**GIVEN INSTRUCTION**
Retype the full set of records. Keep every character identical.
----------------------------------------
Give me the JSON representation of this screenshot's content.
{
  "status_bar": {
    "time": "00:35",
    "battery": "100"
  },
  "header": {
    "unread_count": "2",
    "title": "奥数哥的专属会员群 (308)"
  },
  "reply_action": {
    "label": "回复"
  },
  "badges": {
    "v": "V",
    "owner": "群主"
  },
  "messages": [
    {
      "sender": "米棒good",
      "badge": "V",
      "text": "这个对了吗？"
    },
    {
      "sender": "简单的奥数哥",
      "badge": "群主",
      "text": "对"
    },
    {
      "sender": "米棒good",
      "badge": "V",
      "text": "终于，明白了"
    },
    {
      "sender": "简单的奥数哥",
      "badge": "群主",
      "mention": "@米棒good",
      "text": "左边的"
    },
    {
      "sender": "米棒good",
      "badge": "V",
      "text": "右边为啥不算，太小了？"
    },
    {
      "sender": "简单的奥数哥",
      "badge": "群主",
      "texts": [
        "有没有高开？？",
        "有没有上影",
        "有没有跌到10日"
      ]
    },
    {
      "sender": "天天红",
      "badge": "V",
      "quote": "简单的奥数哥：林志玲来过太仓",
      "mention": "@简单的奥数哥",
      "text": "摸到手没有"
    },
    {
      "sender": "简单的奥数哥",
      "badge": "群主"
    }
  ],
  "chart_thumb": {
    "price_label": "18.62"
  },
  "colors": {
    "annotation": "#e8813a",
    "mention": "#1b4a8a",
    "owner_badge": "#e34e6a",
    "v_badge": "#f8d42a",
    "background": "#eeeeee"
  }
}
----------------------------------------
**SOLVED EXERCISE**
Give me the JSON representation of this screenshot's content.
{
  "status_bar": {
    "time": "00:35",
    "battery": "100"
  },
  "header": {
    "unread_count": "2",
    "title": "奥数哥的专属会员群 (308)"
  },
  "reply_action": {
    "label": "回复"
  },
  "badges": {
    "v": "V",
    "owner": "群主"
  },
  "messages": [
    {
      "sender": "米棒good",
      "badge": "V",
      "text": "这个对了吗？"
    },
    {
      "sender": "简单的奥数哥",
      "badge": "群主",
      "text": "对"
    },
    {
      "sender": "米棒good",
      "badge": "V",
      "text": "终于，明白了"
    },
    {
      "sender": "简单的奥数哥",
      "badge": "群主",
      "mention": "@米棒good",
      "text": "左边的"
    },
    {
      "sender": "米棒good",
      "badge": "V",
      "text": "右边为啥不算，太小了？"
    },
    {
      "sender": "简单的奥数哥",
      "badge": "群主",
      "texts": [
        "有没有高开？？",
        "有没有上影",
        "有没有跌到10日"
      ]
    },
    {
      "sender": "天天红",
      "badge": "V",
      "quote": "简单的奥数哥：林志玲来过太仓",
      "mention": "@简单的奥数哥",
      "text": "摸到手没有"
    },
    {
      "sender": "简单的奥数哥",
      "badge": "群主"
    }
  ],
  "chart_thumb": {
    "price_label": "18.62"
  },
  "colors": {
    "annotation": "#e8813a",
    "mention": "#1b4a8a",
    "owner_badge": "#e34e6a",
    "v_badge": "#f8d42a",
    "background": "#eeeeee"
  }
}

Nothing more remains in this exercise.